What is needed. Print every entry word for word, but omit the pictures.

Records supplied.
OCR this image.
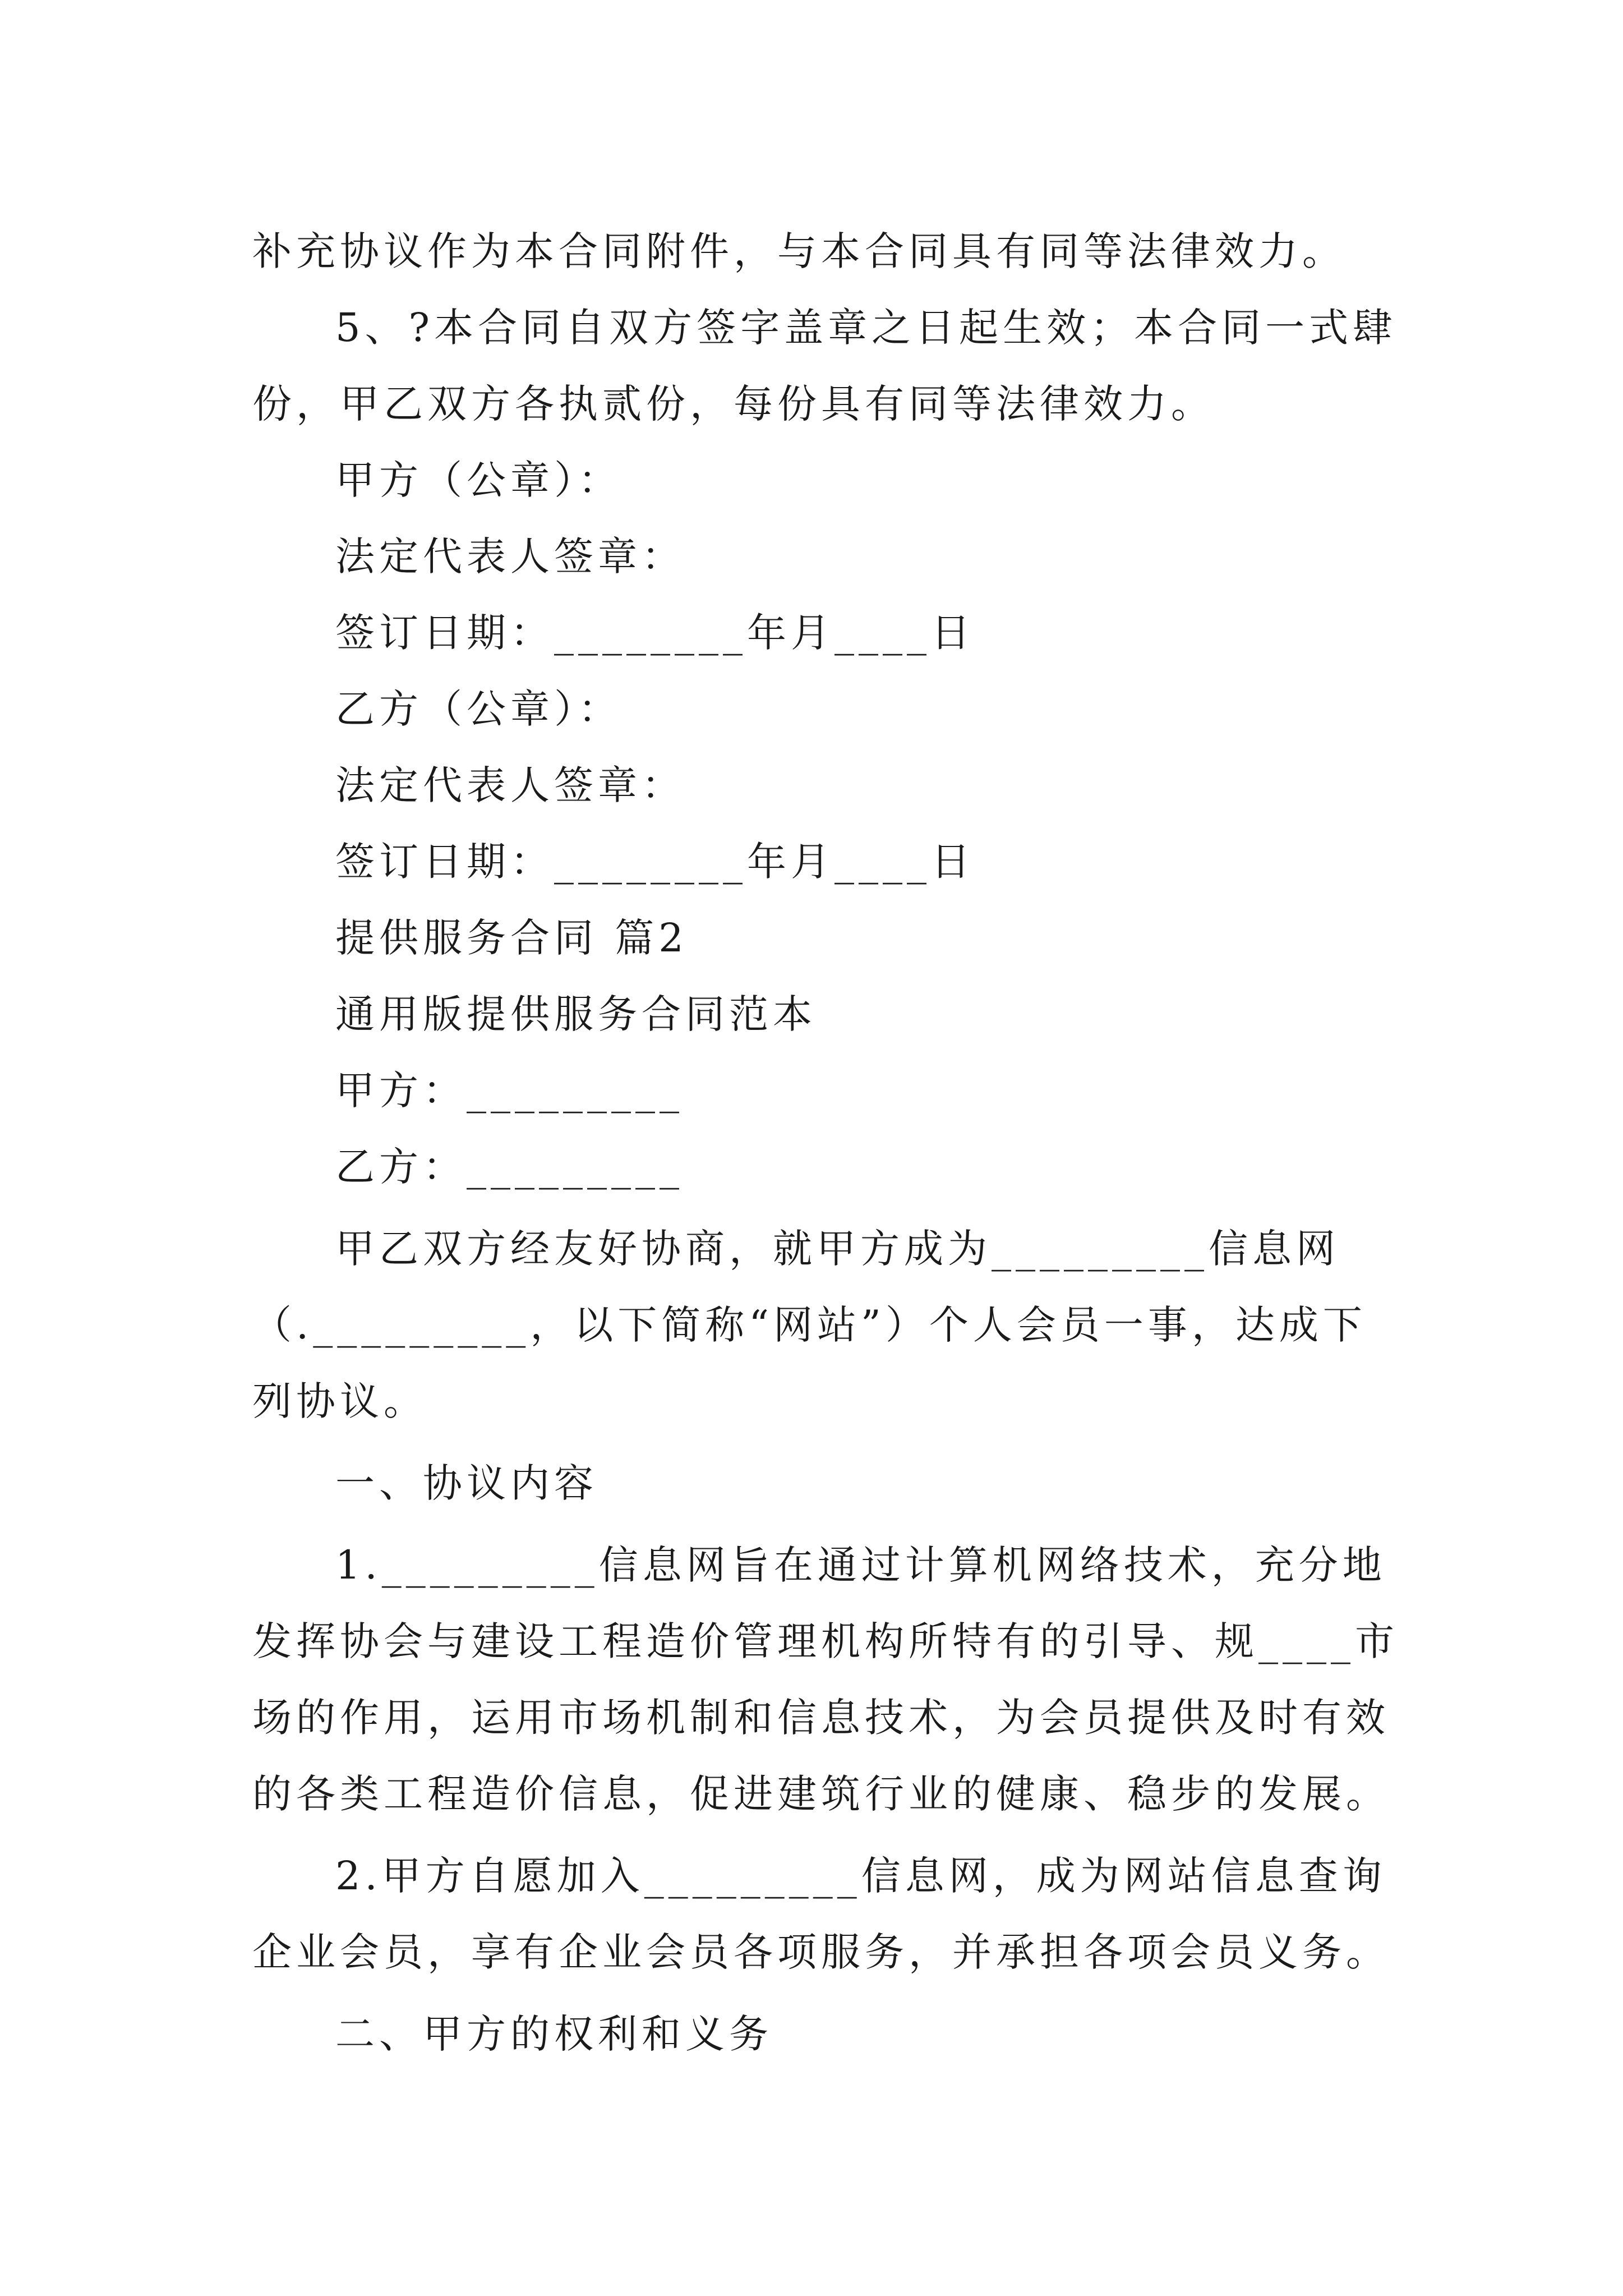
补充协议作为本合同附件，与本合同具有同等法律效力。

5、?本合同自双方签字盖章之日起生效；本合同一式肆

份，甲乙双方各执贰份，每份具有同等法律效力。

甲方（公章）：

法定代表人签章：

签订日期：________年月____日

乙方（公章）：

法定代表人签章：

签订日期：________年月____日

提供服务合同 篇2

通用版提供服务合同范本

甲方：_________

乙方：_________

甲乙双方经友好协商，就甲方成为_________信息网

（._________，以下简称“网站”）个人会员一事，达成下

列协议。

一、协议内容

1._________信息网旨在通过计算机网络技术，充分地

发挥协会与建设工程造价管理机构所特有的引导、规____市

场的作用，运用市场机制和信息技术，为会员提供及时有效

的各类工程造价信息，促进建筑行业的健康、稳步的发展。

2.甲方自愿加入_________信息网，成为网站信息查询

企业会员，享有企业会员各项服务，并承担各项会员义务。

二、甲方的权利和义务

Expected output.
OCR this image.
补充协议作为本合同附件，与本合同具有同等法律效力。

5、?本合同自双方签字盖章之日起生效；本合同一式肆

份，甲乙双方各执贰份，每份具有同等法律效力。

甲方（公章）：

法定代表人签章：

签订日期：________年月____日

乙方（公章）：

法定代表人签章：

签订日期：________年月____日

提供服务合同 篇2

通用版提供服务合同范本

甲方：_________

乙方：_________

甲乙双方经友好协商，就甲方成为_________信息网

（._________，以下简称“网站”）个人会员一事，达成下

列协议。

一、协议内容

1._________信息网旨在通过计算机网络技术，充分地

发挥协会与建设工程造价管理机构所特有的引导、规____市

场的作用，运用市场机制和信息技术，为会员提供及时有效

的各类工程造价信息，促进建筑行业的健康、稳步的发展。

2.甲方自愿加入_________信息网，成为网站信息查询

企业会员，享有企业会员各项服务，并承担各项会员义务。

二、甲方的权利和义务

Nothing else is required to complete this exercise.